The Acts of the Apostles: Judea/Samaria

Freedom in Christ

June 25, 2023 • Noah Soistmann

Acts 16:11-40 | Noah Soistmann | This passage is a beautiful reminder for us to slow down and look for where the Lord is working. Instead of rushing from one thing to the next, constantly distracting ourselves, what would it cost to slow down, to look others in the eyes, and pray for the Lord’s leading? Who could the Lord lead you to this week?

The Builder

June 18, 2023 • Andrew Murch

Acts 16:1-10 | Andrew Murch | Have you ever taken a moment to look back through your family line and trace the impact of the gospel? Do you know who was the first person in your family to follow Jesus? For some of us it’s parents, or grandparents, or even great-grandparents who passed on the faith. For many, it’s starting with you right now! You are beginning a culture of passing on the faith to your family. For both we praise God! The Lord is creating His family and He often does it within the context of our individual families.

**Requirements**
• 1. In the Acts sermon listing, which passage does the sermon titled "The Builder" cover?
• 2. Write the next part of the Acts sermon listing, picking up after its last sentence and keeping the same layout.

**Recorded information**
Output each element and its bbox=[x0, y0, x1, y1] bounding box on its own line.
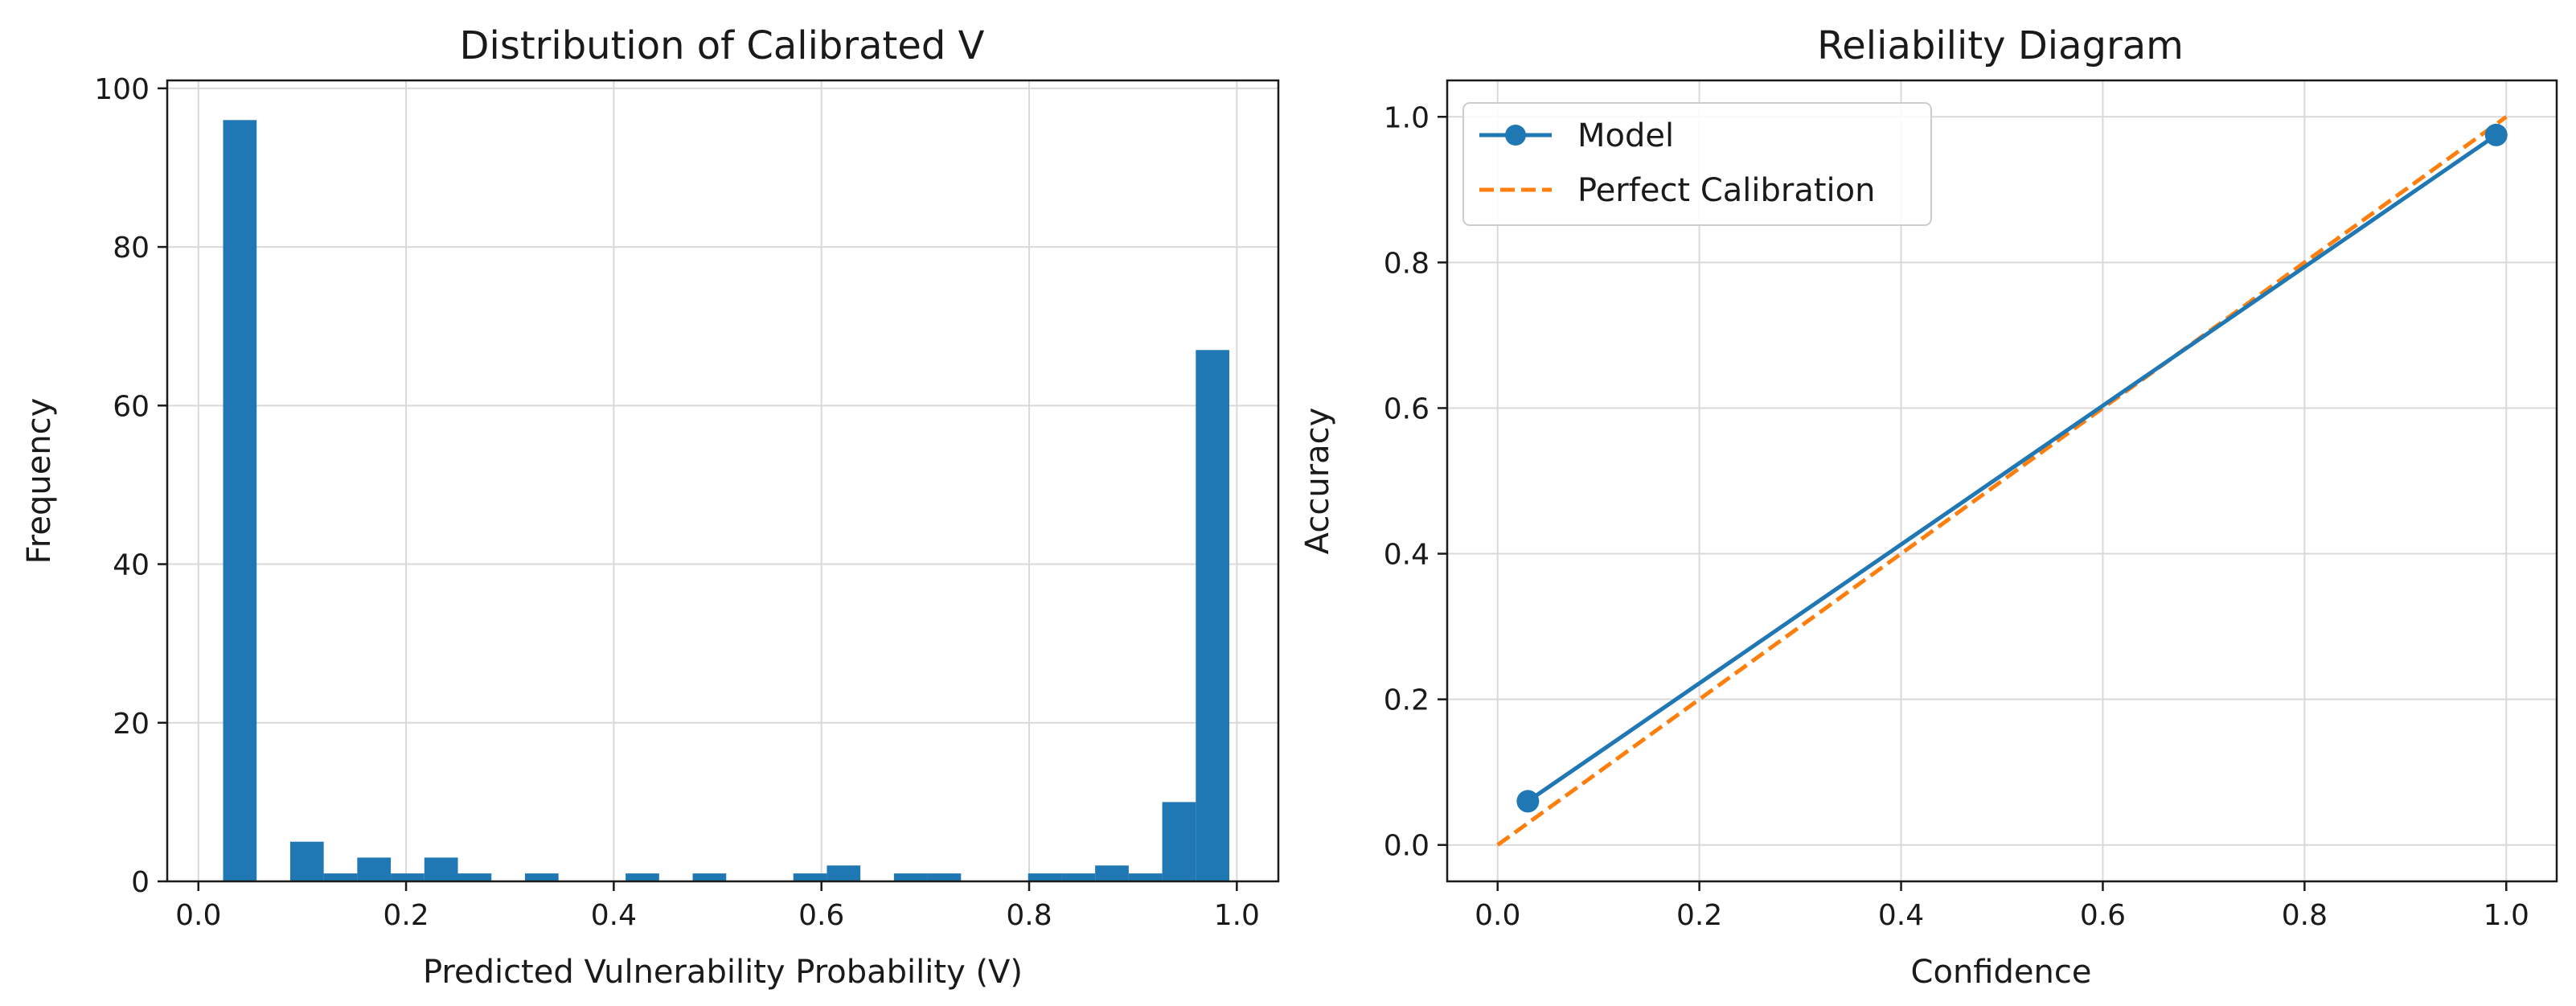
histogram-bar bbox=[626, 873, 659, 881]
histogram-bar bbox=[391, 873, 425, 881]
reliability-panel: Reliability Diagram 0.0 0.2 0.4 0.6 0.8 1.0 0… bbox=[1299, 23, 2558, 991]
legend-model-label: Model bbox=[1577, 117, 1674, 154]
histogram-y-axis-label: Frequency bbox=[21, 398, 58, 565]
histogram-y-tick-label: 100 bbox=[94, 73, 150, 106]
model-point bbox=[1516, 790, 1540, 813]
histogram-x-tick-label: 0.0 bbox=[175, 899, 221, 932]
histogram-bar bbox=[827, 865, 861, 881]
histogram-bar bbox=[893, 873, 928, 881]
reliability-x-tick-label: 0.6 bbox=[2080, 899, 2126, 932]
histogram-bar bbox=[357, 857, 392, 881]
histogram-bar bbox=[1128, 873, 1163, 881]
histogram-bar bbox=[524, 873, 559, 881]
histogram-title: Distribution of Calibrated V bbox=[460, 23, 985, 68]
histogram-bar bbox=[793, 873, 827, 881]
histogram-x-ticks: 0.0 0.2 0.4 0.6 0.8 1.0 bbox=[175, 881, 1260, 932]
histogram-bar bbox=[457, 873, 492, 881]
histogram-axes-frame bbox=[166, 79, 1280, 883]
model-line bbox=[1526, 133, 2498, 803]
histogram-bar bbox=[1028, 873, 1062, 881]
reliability-y-tick-label: 0.4 bbox=[1384, 539, 1430, 572]
histogram-bar bbox=[223, 120, 257, 881]
histogram-y-tick-label: 60 bbox=[113, 390, 150, 423]
reliability-y-tick-label: 0.2 bbox=[1384, 684, 1430, 717]
histogram-bar bbox=[1061, 873, 1096, 881]
reliability-x-tick-label: 0.8 bbox=[2282, 899, 2328, 932]
histogram-y-tick-label: 80 bbox=[113, 232, 150, 265]
histogram-y-ticks: 0 20 40 60 80 100 bbox=[94, 73, 167, 899]
histogram-bar bbox=[1095, 865, 1129, 881]
histogram-x-tick-label: 1.0 bbox=[1214, 899, 1260, 932]
histogram-bar bbox=[927, 873, 962, 881]
histogram-y-tick-label: 40 bbox=[113, 549, 150, 582]
histogram-bar bbox=[1196, 350, 1230, 882]
reliability-x-tick-label: 0.4 bbox=[1878, 899, 1924, 932]
reliability-y-ticks: 0.0 0.2 0.4 0.6 0.8 1.0 bbox=[1384, 101, 1447, 863]
histogram-x-tick-label: 0.6 bbox=[798, 899, 844, 932]
histogram-y-tick-label: 20 bbox=[113, 708, 150, 741]
histogram-grid bbox=[167, 80, 1278, 882]
reliability-series bbox=[1496, 115, 2508, 847]
reliability-y-axis-label: Accuracy bbox=[1299, 408, 1336, 555]
model-point bbox=[2484, 123, 2508, 146]
perfect-calibration-line bbox=[1496, 115, 2508, 847]
histogram-bar bbox=[323, 873, 358, 881]
histogram-bar bbox=[1162, 802, 1196, 881]
reliability-x-tick-label: 0.0 bbox=[1475, 899, 1520, 932]
reliability-axes-frame bbox=[1446, 79, 2558, 883]
reliability-y-tick-label: 0.8 bbox=[1384, 247, 1430, 280]
reliability-x-axis-label: Confidence bbox=[1911, 954, 2092, 991]
histogram-x-tick-label: 0.4 bbox=[591, 899, 637, 932]
reliability-y-tick-label: 0.0 bbox=[1384, 830, 1430, 863]
reliability-x-tick-label: 0.2 bbox=[1676, 899, 1722, 932]
histogram-bar bbox=[424, 857, 458, 881]
reliability-legend: Model Perfect Calibration bbox=[1462, 102, 1932, 226]
histogram-x-axis-label: Predicted Vulnerability Probability (V) bbox=[423, 954, 1023, 991]
legend-model-marker bbox=[1505, 125, 1526, 146]
legend-box bbox=[1462, 102, 1932, 226]
reliability-y-tick-label: 1.0 bbox=[1384, 101, 1430, 134]
histogram-panel: Distribution of Calibrated V 0.0 0.2 0.4 0.… bbox=[21, 23, 1280, 991]
histogram-bar bbox=[289, 841, 324, 881]
reliability-title: Reliability Diagram bbox=[1817, 23, 2184, 68]
reliability-x-tick-label: 1.0 bbox=[2484, 899, 2529, 932]
histogram-x-tick-label: 0.8 bbox=[1006, 899, 1052, 932]
histogram-bars bbox=[223, 120, 1230, 882]
legend-perfect-label: Perfect Calibration bbox=[1577, 172, 1875, 209]
reliability-x-ticks: 0.0 0.2 0.4 0.6 0.8 1.0 bbox=[1475, 881, 2529, 932]
histogram-x-tick-label: 0.2 bbox=[383, 899, 429, 932]
reliability-y-tick-label: 0.6 bbox=[1384, 392, 1430, 425]
histogram-y-tick-label: 0 bbox=[131, 866, 150, 899]
histogram-bar bbox=[692, 873, 727, 881]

**Answers by task**
• 1. Acts 16:1-10

• 2.
Break Point

June 11, 2023 • Andrew Murch

Acts 15:36-41 Andrew Murch | After being a fly on the wall at a moment of division and clarity for the church, we now are let into a conversation that seems like another very small debate. Two friends, Paul and Barnabas, co-laborers in the gospel, have a disagreement. This is the Barnabas who was the only one to welcome Paul into the faith. These two men have journeyed in missions together, preached the Good News together, and have faced harsh persecution and near death together. They are bonded in Christ, and yet when it comes to deciding the next step in their ministry, the two men debate. Apparently, it’s also a big enough argument to lead to them going their separate ways as they continue to preach the gospel and baptize new Christians.

The Jerusalem Council

June 4, 2023 • Jake Gamble

Acts 15:1-35 | Jake Gamble | There’s only one reason people enjoy watching reality TV: the drama! With clashing people, opinions, and decisions come conflicts, debates, and arguments. The cliffhanger is always if conflict will tear the people apart, or if they’ll work it out. We’re about to enter a religious reality TV show episode. Acts 15 is a crucial point in the story of the early church where division on correct behavior for a Christian is being debated. The result of this argument will determine the outcome of what’s to come next for all believers. We have seen great unity in the Church up to this point, will this be the dividing factor?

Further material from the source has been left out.